### Task goal
Count lines with the string "родословную" in them. State the number alone.

### Input data
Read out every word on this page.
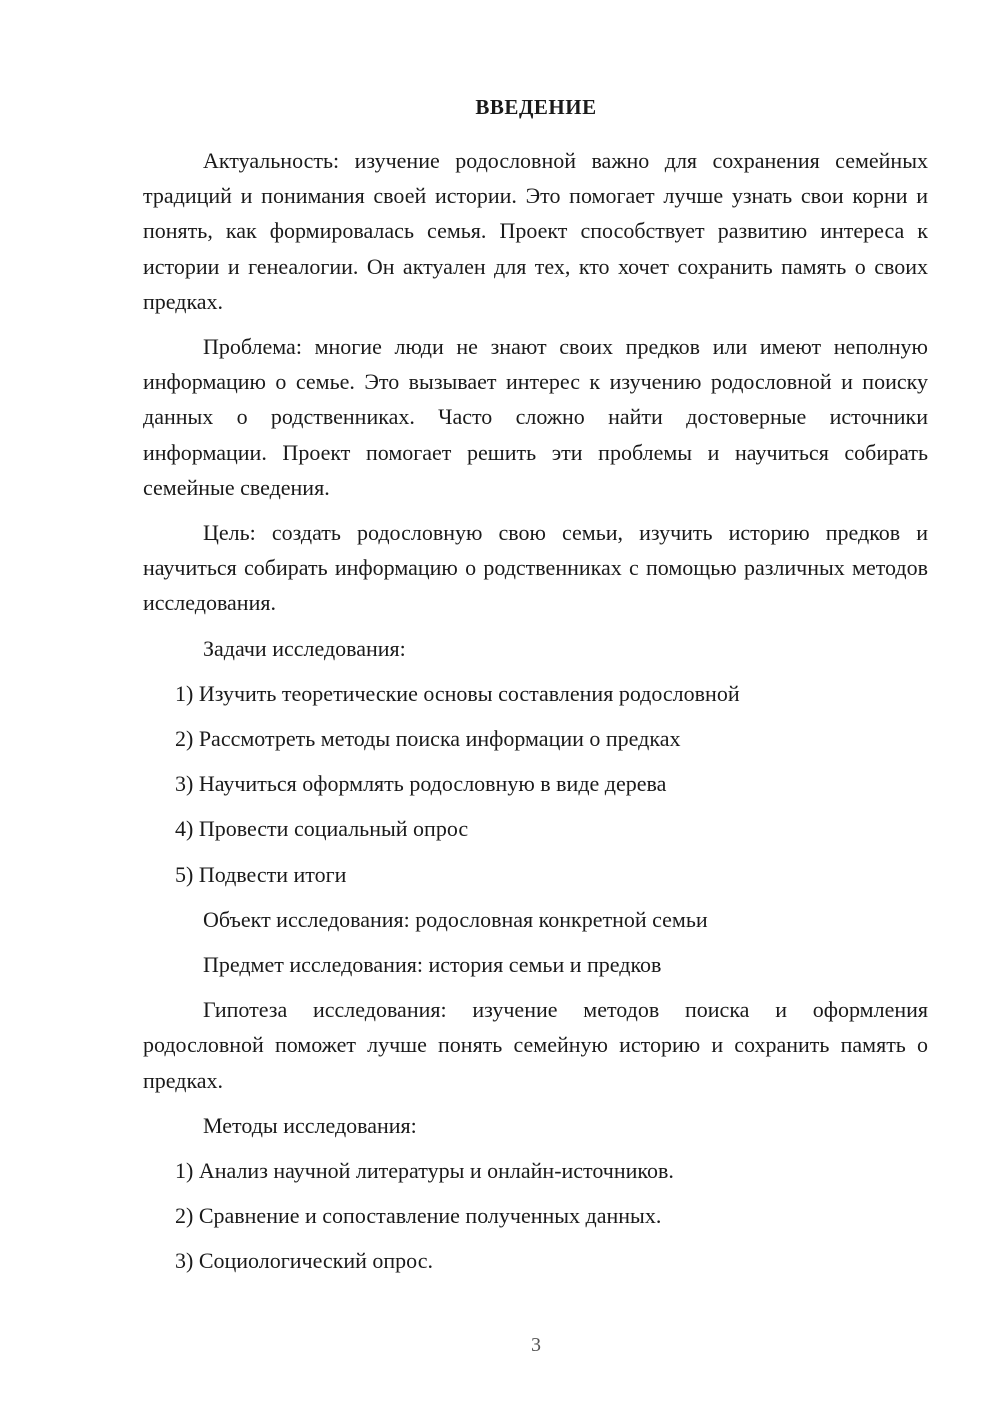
ВВЕДЕНИЕ

Актуальность: изучение родословной важно для сохранения семейных традиций и понимания своей истории. Это помогает лучше узнать свои корни и понять, как формировалась семья. Проект способствует развитию интереса к истории и генеалогии. Он актуален для тех, кто хочет сохранить память о своих предках.

Проблема: многие люди не знают своих предков или имеют неполную информацию о семье. Это вызывает интерес к изучению родословной и поиску данных о родственниках. Часто сложно найти достоверные источники информации. Проект помогает решить эти проблемы и научиться собирать семейные сведения.

Цель: создать родословную свою семьи, изучить историю предков и научиться собирать информацию о родственниках с помощью различных методов исследования.

Задачи исследования:

1) Изучить теоретические основы составления родословной

2) Рассмотреть методы поиска информации о предках

3) Научиться оформлять родословную в виде дерева

4) Провести социальный опрос

5) Подвести итоги

Объект исследования: родословная конкретной семьи

Предмет исследования: история семьи и предков

Гипотеза исследования: изучение методов поиска и оформления родословной поможет лучше понять семейную историю и сохранить память о предках.

Методы исследования:

1) Анализ научной литературы и онлайн-источников.

2) Сравнение и сопоставление полученных данных.

3) Социологический опрос.

3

### Worked answer
2